Data records:
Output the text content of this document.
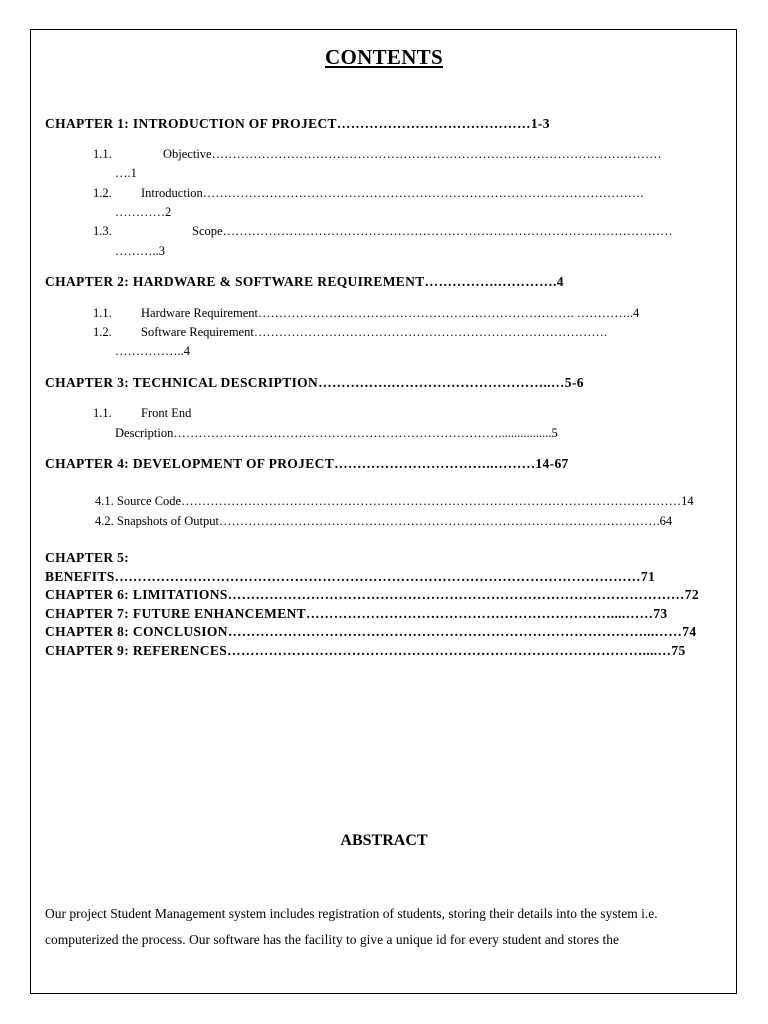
CONTENTS
CHAPTER 1: INTRODUCTION OF PROJECT……………………………………1-3
1.1.	Objective………………………………………………………………………………………………
….1
1.2. Introduction…………………………………………………………………………………………….
…………2
1.3.	Scope………………………………………………………………………………………………
………..3
CHAPTER 2: HARDWARE & SOFTWARE REQUIREMENT…………….………….4
1.1. Hardware Requirement…………………………………………………………………. …………..4
1.2. Software Requirement………………………………………………………………………….
……………..4
CHAPTER 3: TECHNICAL DESCRIPTION…………….……………………………..…5-6
1.1. Front End
Description…………………………………………………………………….................5
CHAPTER 4: DEVELOPMENT OF PROJECT……………………………..………14-67
4.1. Source Code…………………………………………………………………………………………………………14
4.2. Snapshots of Output…………………………………………………………………………………………….64
CHAPTER 5: BENEFITS……………………………………………………………………………………………………71 CHAPTER 6: LIMITATIONS………………………………………………………………………………………72 CHAPTER 7: FUTURE ENHANCEMENT…………………………………………………………....……73 CHAPTER 8: CONCLUSION………………………………………………………………………………...……74 CHAPTER 9: REFERENCES………………………………………………………………………………....…75
ABSTRACT
Our project Student Management system includes registration of students, storing their details into the system i.e. computerized the process. Our software has the facility to give a unique id for every student and stores the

What is expected: Reproduce the material in full, word for word, and omit the pictures.

Task output:
Output the text content of this document.
CONTENTS
CHAPTER 1: INTRODUCTION OF PROJECT……………………………………1-3
1.1.	Objective………………………………………………………………………………………………
….1
1.2. Introduction…………………………………………………………………………………………….
…………2
1.3.	Scope………………………………………………………………………………………………
………..3
CHAPTER 2: HARDWARE & SOFTWARE REQUIREMENT…………….………….4
1.1. Hardware Requirement…………………………………………………………………. …………..4
1.2. Software Requirement………………………………………………………………………….
……………..4
CHAPTER 3: TECHNICAL DESCRIPTION…………….……………………………..…5-6
1.1. Front End
Description…………………………………………………………………….................5
CHAPTER 4: DEVELOPMENT OF PROJECT……………………………..………14-67
4.1. Source Code…………………………………………………………………………………………………………14
4.2. Snapshots of Output…………………………………………………………………………………………….64
CHAPTER 5: BENEFITS……………………………………………………………………………………………………71 CHAPTER 6: LIMITATIONS………………………………………………………………………………………72 CHAPTER 7: FUTURE ENHANCEMENT…………………………………………………………....……73 CHAPTER 8: CONCLUSION………………………………………………………………………………...……74 CHAPTER 9: REFERENCES………………………………………………………………………………....…75
ABSTRACT
Our project Student Management system includes registration of students, storing their details into the system i.e. computerized the process. Our software has the facility to give a unique id for every student and stores the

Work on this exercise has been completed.